-- start --

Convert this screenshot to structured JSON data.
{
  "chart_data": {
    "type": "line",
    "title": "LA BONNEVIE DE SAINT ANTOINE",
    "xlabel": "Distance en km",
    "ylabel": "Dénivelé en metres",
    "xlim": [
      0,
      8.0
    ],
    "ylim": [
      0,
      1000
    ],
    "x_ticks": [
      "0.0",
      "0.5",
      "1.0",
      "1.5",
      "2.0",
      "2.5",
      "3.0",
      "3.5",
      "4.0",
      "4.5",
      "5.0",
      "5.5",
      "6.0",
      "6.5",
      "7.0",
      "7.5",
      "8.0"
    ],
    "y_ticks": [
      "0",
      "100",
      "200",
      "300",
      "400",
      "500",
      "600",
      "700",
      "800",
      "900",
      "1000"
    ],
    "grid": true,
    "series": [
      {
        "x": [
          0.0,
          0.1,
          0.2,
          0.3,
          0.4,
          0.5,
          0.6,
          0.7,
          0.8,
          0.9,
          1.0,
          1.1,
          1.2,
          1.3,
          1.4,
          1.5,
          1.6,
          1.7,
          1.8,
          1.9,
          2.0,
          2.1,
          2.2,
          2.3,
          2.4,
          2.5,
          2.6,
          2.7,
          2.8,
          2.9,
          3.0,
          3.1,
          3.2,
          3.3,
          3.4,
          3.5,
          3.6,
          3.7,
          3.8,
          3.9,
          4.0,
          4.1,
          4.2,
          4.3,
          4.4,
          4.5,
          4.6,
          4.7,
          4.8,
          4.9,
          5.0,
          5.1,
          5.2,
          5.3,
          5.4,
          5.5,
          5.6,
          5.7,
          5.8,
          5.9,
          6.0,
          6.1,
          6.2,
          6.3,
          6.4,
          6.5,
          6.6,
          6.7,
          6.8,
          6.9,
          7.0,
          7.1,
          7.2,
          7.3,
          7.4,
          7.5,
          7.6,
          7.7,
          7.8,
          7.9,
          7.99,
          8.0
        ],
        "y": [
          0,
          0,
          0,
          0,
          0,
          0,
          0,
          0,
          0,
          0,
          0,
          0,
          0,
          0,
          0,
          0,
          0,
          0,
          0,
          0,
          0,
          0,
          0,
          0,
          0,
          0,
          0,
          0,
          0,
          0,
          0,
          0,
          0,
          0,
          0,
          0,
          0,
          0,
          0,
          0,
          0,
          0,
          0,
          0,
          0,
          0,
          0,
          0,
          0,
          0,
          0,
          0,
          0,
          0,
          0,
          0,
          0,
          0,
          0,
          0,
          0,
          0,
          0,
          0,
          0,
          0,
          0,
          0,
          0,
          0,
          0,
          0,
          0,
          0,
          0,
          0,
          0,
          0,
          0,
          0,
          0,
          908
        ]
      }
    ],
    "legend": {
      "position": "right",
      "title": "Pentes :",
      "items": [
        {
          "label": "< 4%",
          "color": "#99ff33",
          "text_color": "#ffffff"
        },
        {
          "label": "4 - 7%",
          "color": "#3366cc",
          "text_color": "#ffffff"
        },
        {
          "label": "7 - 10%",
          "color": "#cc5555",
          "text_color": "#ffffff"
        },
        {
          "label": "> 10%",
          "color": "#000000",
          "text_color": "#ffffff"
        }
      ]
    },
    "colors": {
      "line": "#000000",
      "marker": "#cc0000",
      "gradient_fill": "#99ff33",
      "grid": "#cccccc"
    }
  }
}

-- end --

[What you need to do] Repeat all of the entries exactly.

[Task answer]
Convert this screenshot to structured JSON data.
{
  "chart_data": {
    "type": "line",
    "title": "LA BONNEVIE DE SAINT ANTOINE",
    "xlabel": "Distance en km",
    "ylabel": "Dénivelé en metres",
    "xlim": [
      0,
      8.0
    ],
    "ylim": [
      0,
      1000
    ],
    "x_ticks": [
      "0.0",
      "0.5",
      "1.0",
      "1.5",
      "2.0",
      "2.5",
      "3.0",
      "3.5",
      "4.0",
      "4.5",
      "5.0",
      "5.5",
      "6.0",
      "6.5",
      "7.0",
      "7.5",
      "8.0"
    ],
    "y_ticks": [
      "0",
      "100",
      "200",
      "300",
      "400",
      "500",
      "600",
      "700",
      "800",
      "900",
      "1000"
    ],
    "grid": true,
    "series": [
      {
        "x": [
          0.0,
          0.1,
          0.2,
          0.3,
          0.4,
          0.5,
          0.6,
          0.7,
          0.8,
          0.9,
          1.0,
          1.1,
          1.2,
          1.3,
          1.4,
          1.5,
          1.6,
          1.7,
          1.8,
          1.9,
          2.0,
          2.1,
          2.2,
          2.3,
          2.4,
          2.5,
          2.6,
          2.7,
          2.8,
          2.9,
          3.0,
          3.1,
          3.2,
          3.3,
          3.4,
          3.5,
          3.6,
          3.7,
          3.8,
          3.9,
          4.0,
          4.1,
          4.2,
          4.3,
          4.4,
          4.5,
          4.6,
          4.7,
          4.8,
          4.9,
          5.0,
          5.1,
          5.2,
          5.3,
          5.4,
          5.5,
          5.6,
          5.7,
          5.8,
          5.9,
          6.0,
          6.1,
          6.2,
          6.3,
          6.4,
          6.5,
          6.6,
          6.7,
          6.8,
          6.9,
          7.0,
          7.1,
          7.2,
          7.3,
          7.4,
          7.5,
          7.6,
          7.7,
          7.8,
          7.9,
          7.99,
          8.0
        ],
        "y": [
          0,
          0,
          0,
          0,
          0,
          0,
          0,
          0,
          0,
          0,
          0,
          0,
          0,
          0,
          0,
          0,
          0,
          0,
          0,
          0,
          0,
          0,
          0,
          0,
          0,
          0,
          0,
          0,
          0,
          0,
          0,
          0,
          0,
          0,
          0,
          0,
          0,
          0,
          0,
          0,
          0,
          0,
          0,
          0,
          0,
          0,
          0,
          0,
          0,
          0,
          0,
          0,
          0,
          0,
          0,
          0,
          0,
          0,
          0,
          0,
          0,
          0,
          0,
          0,
          0,
          0,
          0,
          0,
          0,
          0,
          0,
          0,
          0,
          0,
          0,
          0,
          0,
          0,
          0,
          0,
          0,
          908
        ]
      }
    ],
    "legend": {
      "position": "right",
      "title": "Pentes :",
      "items": [
        {
          "label": "< 4%",
          "color": "#99ff33",
          "text_color": "#ffffff"
        },
        {
          "label": "4 - 7%",
          "color": "#3366cc",
          "text_color": "#ffffff"
        },
        {
          "label": "7 - 10%",
          "color": "#cc5555",
          "text_color": "#ffffff"
        },
        {
          "label": "> 10%",
          "color": "#000000",
          "text_color": "#ffffff"
        }
      ]
    },
    "colors": {
      "line": "#000000",
      "marker": "#cc0000",
      "gradient_fill": "#99ff33",
      "grid": "#cccccc"
    }
  }
}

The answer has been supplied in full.